Swedish ice hockey player (born 1998)

Gustav Lindström (born 20 October 1998) is a Swedish professional ice hockey player who is a defenceman for Djurgårdens IF of the Swedish Hockey League (SHL). He was selected in the second round, 38th overall, by the Detroit Red Wings in the 2017 NHL entry draft. Lindström has also previously played for the Anaheim Ducks and Montreal Canadiens.

==Playing career==
===Sweden===
Lindström played junior hockey with Almtuna IS of the HockeyAllsvenskan, scoring six goals and 14 points in 39 games over the course of his final campaign with the team. He then joined Frölunda HC of the top-tier Swedish Hockey League (SHL) for the 2018–19 season, replacing a departing Rasmus Dahlin. Collectively, he registered three goals and six points in 40 games en route to his team capturing Le Mat Trophy as SHL champions. The team would also win a Champions Hockey League title that same year.

===Detroit Red Wings===
Selected by the Detroit Red Wings of the National Hockey League (NHL) with the 38th overall pick in the 2017 NHL entry draft, Lindström was signed to a three-year entry-level contract with the team in May 2018. On 5 February 2020, he was recalled by the Red Wings after an injury to Mike Green. Prior to being recalled, he posted five assists in 45 games with Detroit's American Hockey League (AHL) affiliate, the Grand Rapids Griffins. He made his NHL debut the next day in a game against the Buffalo Sabres. On 17 August 2020, Lindström agreed to return on loan to his former Swedish club, Almtuna IS of the Allsvenskan, until the commencement of the pandemic-delayed NHL season.

On 26 July 2021, Lindström agreed to a two-year, $1.7 million contract extension with the Red Wings. On 15 February 2022, he scored his first career NHL goal against Kaapo Kähkönen in a 7–4 loss to the Minnesota Wild. During the 2022–23 season, he recorded one goal and seven assists in 36 games for the Red Wings and again signed a one-year contract extension with the team in July 2023.

(Document layout analysis data)

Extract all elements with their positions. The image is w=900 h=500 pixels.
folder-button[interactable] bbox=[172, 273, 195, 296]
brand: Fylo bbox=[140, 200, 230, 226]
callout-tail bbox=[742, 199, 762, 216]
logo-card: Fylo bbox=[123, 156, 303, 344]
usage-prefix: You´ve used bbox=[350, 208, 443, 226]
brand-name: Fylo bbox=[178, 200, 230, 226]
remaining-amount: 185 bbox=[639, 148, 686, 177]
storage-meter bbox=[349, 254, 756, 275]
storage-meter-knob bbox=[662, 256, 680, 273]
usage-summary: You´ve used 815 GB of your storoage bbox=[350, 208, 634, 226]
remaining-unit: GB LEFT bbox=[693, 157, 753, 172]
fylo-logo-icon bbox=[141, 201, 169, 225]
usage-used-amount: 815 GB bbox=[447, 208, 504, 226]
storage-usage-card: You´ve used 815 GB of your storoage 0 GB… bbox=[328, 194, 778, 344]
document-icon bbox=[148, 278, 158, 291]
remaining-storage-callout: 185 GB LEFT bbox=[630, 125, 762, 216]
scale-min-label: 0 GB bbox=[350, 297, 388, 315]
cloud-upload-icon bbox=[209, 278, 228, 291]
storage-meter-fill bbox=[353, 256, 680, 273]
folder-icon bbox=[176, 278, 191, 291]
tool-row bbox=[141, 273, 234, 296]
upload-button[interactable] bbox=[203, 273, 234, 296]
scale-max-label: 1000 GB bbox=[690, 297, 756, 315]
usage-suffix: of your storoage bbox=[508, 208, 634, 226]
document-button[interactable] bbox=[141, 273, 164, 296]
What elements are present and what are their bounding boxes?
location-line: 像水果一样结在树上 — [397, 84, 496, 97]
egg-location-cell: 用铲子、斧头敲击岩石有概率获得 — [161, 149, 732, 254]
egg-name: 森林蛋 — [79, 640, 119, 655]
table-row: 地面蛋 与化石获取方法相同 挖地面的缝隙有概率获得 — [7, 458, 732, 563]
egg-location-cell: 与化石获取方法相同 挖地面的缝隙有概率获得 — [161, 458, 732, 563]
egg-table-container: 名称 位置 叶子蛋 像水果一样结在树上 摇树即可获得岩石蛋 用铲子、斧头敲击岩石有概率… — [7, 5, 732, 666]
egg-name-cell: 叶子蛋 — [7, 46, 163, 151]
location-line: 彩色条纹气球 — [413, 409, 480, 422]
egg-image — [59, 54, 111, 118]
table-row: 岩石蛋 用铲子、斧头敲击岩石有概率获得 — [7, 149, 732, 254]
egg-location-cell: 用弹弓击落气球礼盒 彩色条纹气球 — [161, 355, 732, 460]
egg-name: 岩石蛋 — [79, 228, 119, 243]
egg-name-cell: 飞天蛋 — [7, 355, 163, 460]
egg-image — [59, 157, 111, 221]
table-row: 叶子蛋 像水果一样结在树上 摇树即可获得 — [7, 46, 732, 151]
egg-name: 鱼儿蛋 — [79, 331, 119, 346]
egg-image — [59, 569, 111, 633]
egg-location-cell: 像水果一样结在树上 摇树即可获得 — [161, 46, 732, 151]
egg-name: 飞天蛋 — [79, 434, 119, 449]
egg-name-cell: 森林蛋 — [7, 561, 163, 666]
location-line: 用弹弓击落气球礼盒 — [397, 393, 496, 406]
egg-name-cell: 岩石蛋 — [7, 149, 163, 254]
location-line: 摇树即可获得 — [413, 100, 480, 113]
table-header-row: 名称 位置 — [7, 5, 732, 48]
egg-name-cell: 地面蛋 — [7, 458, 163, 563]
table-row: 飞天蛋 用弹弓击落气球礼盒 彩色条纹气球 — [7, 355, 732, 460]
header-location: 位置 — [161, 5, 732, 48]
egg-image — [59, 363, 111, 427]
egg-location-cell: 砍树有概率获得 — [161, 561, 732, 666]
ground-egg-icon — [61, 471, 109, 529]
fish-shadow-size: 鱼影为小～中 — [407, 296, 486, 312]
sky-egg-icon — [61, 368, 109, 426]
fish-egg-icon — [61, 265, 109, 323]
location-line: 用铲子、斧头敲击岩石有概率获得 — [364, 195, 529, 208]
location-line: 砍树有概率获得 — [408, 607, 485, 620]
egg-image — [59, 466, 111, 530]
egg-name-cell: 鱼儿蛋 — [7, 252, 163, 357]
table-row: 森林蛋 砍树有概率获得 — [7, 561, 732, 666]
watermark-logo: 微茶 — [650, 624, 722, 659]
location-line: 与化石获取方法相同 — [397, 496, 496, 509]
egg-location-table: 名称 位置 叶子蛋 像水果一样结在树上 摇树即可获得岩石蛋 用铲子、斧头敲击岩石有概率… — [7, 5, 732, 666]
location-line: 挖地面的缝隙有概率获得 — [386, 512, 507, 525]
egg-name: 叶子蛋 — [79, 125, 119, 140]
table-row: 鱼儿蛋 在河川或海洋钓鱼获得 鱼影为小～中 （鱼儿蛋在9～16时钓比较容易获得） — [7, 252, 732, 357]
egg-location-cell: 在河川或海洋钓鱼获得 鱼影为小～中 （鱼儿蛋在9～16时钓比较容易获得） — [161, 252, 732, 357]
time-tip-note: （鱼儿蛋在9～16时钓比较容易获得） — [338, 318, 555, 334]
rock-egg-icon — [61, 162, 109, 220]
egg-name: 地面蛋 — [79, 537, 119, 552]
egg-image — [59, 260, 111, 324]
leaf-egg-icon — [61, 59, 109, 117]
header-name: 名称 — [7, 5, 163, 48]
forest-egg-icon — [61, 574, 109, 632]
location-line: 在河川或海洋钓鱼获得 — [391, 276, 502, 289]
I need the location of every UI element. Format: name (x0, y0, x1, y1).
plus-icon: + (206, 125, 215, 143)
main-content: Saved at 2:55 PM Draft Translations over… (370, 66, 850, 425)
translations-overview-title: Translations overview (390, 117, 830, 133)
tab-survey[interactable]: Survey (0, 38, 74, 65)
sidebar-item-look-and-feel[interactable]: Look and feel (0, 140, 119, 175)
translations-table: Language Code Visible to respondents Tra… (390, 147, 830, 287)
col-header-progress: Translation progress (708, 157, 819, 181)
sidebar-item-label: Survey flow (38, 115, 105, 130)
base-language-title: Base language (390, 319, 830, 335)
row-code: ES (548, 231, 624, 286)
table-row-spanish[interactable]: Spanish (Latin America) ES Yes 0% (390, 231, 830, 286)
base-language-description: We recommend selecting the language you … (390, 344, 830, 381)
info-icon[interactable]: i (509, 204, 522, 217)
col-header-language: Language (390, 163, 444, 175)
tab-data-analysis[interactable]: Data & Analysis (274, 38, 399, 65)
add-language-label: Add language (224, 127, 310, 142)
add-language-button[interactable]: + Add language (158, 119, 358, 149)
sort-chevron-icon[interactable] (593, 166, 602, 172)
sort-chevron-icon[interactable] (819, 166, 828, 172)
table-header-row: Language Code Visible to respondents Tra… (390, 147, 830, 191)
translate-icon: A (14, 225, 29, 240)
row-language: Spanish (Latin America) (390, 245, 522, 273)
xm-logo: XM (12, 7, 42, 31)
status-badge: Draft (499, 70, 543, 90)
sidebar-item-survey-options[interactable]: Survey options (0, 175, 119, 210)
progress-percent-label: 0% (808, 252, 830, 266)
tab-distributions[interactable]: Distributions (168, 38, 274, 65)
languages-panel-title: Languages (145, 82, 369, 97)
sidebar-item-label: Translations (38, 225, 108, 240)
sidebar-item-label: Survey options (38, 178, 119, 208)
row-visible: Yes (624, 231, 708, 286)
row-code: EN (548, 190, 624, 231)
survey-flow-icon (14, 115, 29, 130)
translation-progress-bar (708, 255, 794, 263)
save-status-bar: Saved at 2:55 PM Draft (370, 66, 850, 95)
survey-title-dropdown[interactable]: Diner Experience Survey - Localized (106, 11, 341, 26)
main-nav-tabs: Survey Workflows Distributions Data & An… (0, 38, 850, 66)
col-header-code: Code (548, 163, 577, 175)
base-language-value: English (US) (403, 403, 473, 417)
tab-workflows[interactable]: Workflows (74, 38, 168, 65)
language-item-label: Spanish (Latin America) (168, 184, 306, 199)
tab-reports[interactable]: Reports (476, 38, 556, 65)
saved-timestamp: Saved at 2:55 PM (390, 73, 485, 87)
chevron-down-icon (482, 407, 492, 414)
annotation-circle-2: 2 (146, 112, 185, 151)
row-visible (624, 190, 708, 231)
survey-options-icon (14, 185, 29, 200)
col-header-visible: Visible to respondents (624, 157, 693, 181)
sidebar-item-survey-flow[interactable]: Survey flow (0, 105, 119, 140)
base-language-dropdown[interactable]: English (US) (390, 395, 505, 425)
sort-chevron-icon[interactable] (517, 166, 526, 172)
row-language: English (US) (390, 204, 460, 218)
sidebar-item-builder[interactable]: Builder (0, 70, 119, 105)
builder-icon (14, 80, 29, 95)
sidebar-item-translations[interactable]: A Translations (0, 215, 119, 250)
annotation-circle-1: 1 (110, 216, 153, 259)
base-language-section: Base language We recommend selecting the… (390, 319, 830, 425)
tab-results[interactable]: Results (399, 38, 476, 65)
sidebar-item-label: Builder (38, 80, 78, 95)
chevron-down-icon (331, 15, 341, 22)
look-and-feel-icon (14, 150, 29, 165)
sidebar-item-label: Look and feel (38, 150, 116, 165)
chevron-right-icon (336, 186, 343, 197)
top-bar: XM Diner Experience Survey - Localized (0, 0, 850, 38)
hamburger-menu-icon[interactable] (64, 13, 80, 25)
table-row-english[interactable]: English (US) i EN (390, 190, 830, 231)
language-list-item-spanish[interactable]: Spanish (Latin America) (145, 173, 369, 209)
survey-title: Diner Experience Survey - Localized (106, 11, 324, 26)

PROBLEM TO WORK ON
Write out the part of the Gustav Lindström passage that begins at the words "On 26 July 2021, Lindström" and stops after the words "in July 2023.", keeping every word unchanged.

WRITTEN RESPONSE
On 26 July 2021, Lindström agreed to a two-year, $1.7 million contract extension with the Red Wings. On 15 February 2022, he scored his first career NHL goal against Kaapo Kähkönen in a 7–4 loss to the Minnesota Wild. During the 2022–23 season, he recorded one goal and seven assists in 36 games for the Red Wings and again signed a one-year contract extension with the team in July 2023.